#### [Stated problem]
Below is a listing. Gather each line of it that contains "time".

§

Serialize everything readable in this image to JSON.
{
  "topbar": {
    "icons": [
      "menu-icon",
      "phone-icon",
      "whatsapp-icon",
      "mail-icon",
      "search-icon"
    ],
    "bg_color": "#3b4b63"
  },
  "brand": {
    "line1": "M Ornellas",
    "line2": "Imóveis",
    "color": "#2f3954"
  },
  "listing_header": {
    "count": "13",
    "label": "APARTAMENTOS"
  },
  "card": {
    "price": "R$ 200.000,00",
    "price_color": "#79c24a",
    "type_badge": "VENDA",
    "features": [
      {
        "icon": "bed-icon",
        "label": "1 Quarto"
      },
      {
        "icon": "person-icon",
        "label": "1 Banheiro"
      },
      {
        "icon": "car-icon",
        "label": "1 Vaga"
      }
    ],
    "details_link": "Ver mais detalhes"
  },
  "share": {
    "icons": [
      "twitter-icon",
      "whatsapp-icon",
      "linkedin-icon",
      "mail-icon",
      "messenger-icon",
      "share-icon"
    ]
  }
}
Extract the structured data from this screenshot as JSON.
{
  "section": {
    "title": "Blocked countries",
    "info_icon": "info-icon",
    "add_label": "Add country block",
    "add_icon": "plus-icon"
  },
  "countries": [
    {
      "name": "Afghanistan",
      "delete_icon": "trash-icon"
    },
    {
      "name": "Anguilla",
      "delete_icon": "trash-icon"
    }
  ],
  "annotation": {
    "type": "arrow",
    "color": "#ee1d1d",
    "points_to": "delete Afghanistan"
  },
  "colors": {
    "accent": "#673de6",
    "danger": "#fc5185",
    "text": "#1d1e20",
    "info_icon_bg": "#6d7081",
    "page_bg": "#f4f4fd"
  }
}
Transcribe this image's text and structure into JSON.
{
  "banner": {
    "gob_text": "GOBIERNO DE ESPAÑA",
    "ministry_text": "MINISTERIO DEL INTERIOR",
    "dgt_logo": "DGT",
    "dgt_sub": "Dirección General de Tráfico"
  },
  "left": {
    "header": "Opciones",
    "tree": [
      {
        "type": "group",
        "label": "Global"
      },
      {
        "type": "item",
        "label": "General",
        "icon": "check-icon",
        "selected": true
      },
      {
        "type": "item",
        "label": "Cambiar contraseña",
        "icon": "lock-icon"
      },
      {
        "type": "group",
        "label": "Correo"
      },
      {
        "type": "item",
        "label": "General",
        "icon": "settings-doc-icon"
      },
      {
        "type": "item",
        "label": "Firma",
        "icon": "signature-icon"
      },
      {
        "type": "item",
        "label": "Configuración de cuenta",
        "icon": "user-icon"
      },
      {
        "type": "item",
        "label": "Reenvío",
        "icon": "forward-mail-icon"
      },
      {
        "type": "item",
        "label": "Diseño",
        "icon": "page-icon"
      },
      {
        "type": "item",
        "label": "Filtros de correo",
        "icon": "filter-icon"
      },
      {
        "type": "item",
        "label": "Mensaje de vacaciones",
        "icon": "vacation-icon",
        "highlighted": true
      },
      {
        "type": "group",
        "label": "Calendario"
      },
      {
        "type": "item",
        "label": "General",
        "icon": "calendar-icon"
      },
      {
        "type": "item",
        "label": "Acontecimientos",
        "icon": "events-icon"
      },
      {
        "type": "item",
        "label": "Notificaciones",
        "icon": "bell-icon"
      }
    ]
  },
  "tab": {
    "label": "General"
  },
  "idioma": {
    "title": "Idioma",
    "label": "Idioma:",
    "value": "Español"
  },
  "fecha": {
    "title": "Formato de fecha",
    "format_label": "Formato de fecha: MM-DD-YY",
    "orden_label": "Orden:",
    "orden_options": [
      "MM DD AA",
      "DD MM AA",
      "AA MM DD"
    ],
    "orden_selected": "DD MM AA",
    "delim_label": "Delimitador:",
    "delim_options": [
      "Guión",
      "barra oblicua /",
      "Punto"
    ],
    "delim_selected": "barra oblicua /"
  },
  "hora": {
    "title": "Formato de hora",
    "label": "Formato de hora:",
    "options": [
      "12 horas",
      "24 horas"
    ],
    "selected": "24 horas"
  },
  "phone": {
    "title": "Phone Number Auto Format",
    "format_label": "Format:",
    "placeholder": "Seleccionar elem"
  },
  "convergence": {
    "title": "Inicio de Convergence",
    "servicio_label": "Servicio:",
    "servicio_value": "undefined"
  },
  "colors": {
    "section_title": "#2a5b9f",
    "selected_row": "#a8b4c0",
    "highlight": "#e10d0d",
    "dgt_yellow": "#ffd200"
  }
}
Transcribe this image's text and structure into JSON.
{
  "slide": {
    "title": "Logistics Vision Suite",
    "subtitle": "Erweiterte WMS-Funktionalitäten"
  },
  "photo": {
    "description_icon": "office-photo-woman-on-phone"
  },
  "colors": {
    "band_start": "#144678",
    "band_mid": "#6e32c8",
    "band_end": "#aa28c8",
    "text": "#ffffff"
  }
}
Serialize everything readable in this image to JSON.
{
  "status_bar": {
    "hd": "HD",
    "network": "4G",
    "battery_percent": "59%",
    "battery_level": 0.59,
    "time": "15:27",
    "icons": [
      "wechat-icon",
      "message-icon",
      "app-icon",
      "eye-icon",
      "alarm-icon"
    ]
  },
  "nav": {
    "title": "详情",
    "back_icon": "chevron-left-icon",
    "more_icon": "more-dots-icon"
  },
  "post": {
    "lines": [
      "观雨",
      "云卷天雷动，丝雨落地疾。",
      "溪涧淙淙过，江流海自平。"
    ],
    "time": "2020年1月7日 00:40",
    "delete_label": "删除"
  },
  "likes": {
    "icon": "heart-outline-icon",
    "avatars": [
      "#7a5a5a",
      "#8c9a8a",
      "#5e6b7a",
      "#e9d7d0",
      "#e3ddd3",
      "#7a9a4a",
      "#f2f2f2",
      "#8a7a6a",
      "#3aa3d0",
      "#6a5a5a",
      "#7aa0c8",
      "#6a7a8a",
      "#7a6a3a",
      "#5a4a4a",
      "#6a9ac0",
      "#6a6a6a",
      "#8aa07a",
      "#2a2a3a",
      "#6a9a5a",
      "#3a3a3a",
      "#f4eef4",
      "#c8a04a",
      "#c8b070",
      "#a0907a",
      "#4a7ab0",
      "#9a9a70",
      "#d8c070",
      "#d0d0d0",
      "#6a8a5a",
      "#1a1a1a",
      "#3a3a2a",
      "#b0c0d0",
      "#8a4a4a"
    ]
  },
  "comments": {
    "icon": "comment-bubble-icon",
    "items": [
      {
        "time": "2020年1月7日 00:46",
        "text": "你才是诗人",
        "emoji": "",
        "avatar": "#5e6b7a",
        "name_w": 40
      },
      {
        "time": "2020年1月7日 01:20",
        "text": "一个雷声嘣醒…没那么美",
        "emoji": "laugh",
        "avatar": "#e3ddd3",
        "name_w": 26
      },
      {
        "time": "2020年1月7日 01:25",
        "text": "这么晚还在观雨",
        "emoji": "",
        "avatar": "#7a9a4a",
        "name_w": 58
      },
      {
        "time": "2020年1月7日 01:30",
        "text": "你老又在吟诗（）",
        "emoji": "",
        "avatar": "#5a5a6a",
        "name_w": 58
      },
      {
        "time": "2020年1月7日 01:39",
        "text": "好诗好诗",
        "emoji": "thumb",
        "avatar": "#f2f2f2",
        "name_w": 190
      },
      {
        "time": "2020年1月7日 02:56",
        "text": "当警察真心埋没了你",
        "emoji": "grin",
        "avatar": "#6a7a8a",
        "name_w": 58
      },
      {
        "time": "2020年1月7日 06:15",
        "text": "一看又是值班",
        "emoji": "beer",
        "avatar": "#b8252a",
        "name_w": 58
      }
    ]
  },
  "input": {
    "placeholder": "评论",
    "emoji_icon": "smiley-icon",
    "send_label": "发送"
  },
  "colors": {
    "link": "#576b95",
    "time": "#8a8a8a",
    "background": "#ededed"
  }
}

§

#### [Exercise result]
    "time": "15:27",
    "time": "2020年1月7日 00:40",
        "time": "2020年1月7日 00:46",
        "time": "2020年1月7日 01:20",
        "time": "2020年1月7日 01:25",
        "time": "2020年1月7日 01:30",
        "time": "2020年1月7日 01:39",
        "time": "2020年1月7日 02:56",
        "time": "2020年1月7日 06:15",
    "time": "#8a8a8a",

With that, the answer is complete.